From the listing below, extract every line in which the word "this" appears.

+ + + +

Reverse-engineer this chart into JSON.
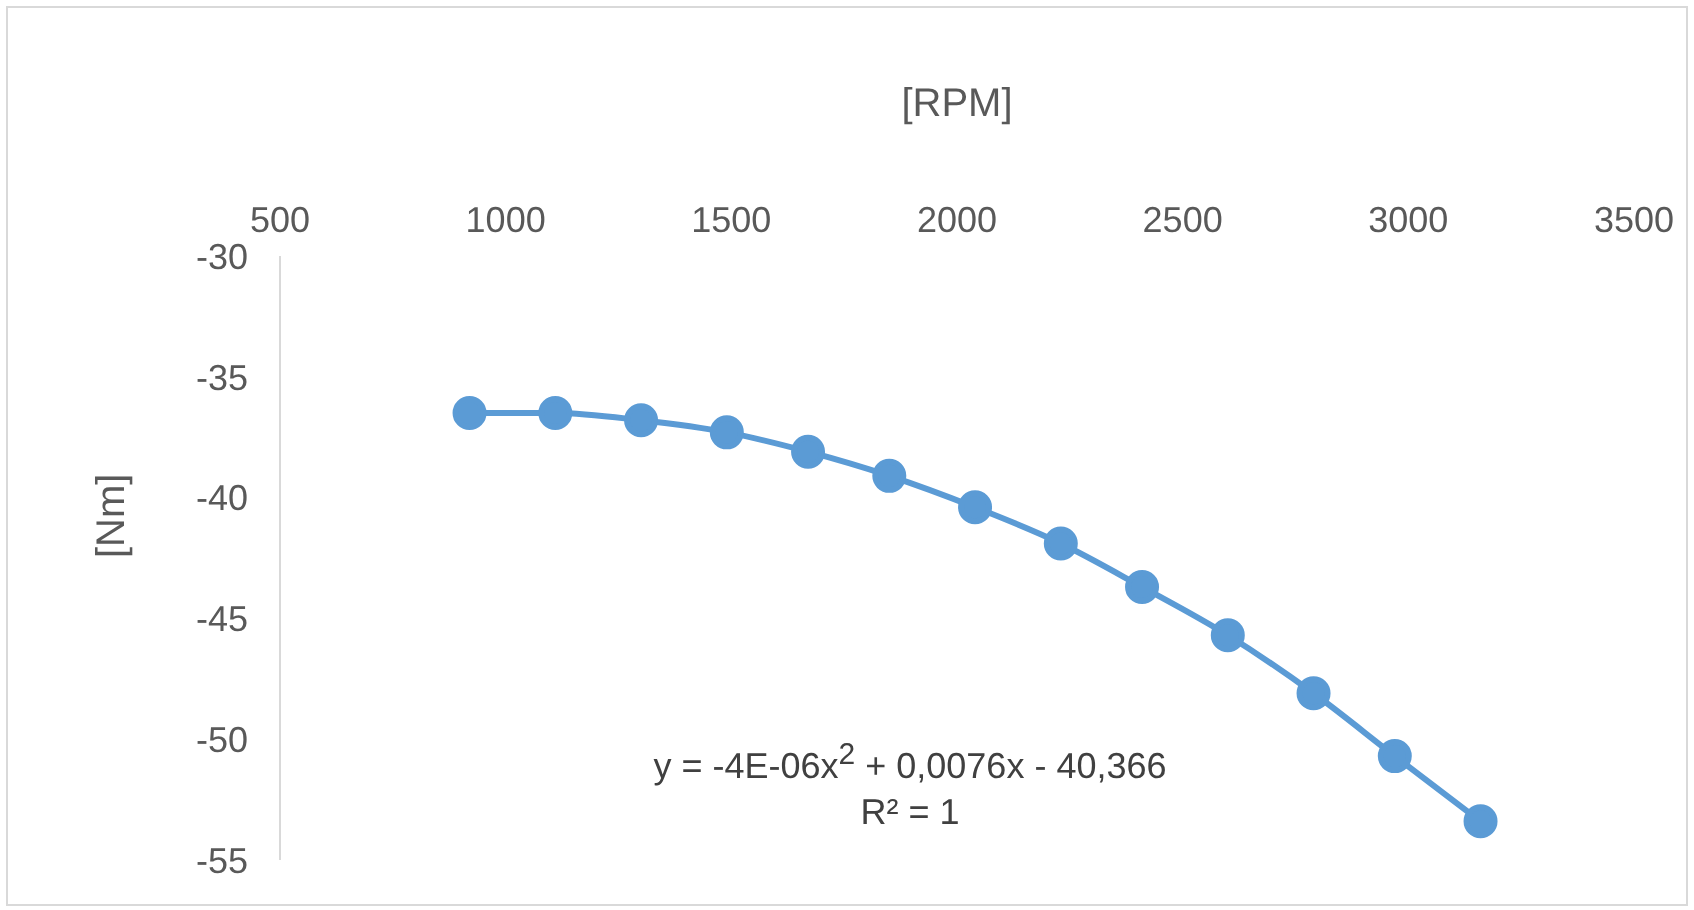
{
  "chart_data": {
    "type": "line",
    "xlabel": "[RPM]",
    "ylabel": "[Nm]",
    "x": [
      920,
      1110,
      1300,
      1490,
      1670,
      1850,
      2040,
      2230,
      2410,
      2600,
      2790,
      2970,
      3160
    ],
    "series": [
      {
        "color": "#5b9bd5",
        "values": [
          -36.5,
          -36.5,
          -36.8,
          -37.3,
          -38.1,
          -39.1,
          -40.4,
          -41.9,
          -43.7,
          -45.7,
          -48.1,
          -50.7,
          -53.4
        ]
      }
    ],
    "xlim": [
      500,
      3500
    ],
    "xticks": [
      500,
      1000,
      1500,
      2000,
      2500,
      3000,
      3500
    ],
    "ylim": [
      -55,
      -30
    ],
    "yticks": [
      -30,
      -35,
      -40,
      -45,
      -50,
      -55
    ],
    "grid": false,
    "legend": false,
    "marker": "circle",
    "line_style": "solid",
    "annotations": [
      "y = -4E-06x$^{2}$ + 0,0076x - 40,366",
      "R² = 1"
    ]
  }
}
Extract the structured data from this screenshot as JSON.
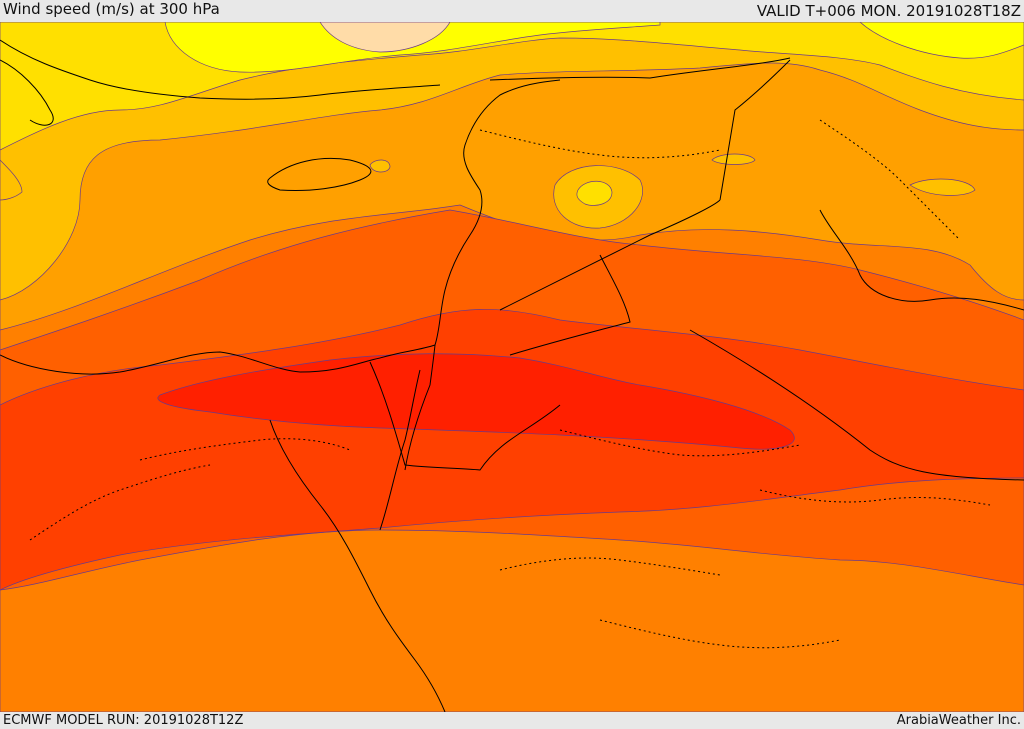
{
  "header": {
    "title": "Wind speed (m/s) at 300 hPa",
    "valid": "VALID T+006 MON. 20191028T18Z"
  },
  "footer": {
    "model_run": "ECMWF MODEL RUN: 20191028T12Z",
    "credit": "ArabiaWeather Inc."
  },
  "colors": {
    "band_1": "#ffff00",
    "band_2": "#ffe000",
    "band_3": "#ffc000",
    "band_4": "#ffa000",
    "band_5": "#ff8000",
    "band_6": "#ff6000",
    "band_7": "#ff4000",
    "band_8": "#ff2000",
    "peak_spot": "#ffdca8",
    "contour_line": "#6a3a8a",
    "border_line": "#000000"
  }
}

+ + + +

» Reply to the task:
Reverse-engineer this chart into JSON.
Extract the structured data from this screenshot as JSON.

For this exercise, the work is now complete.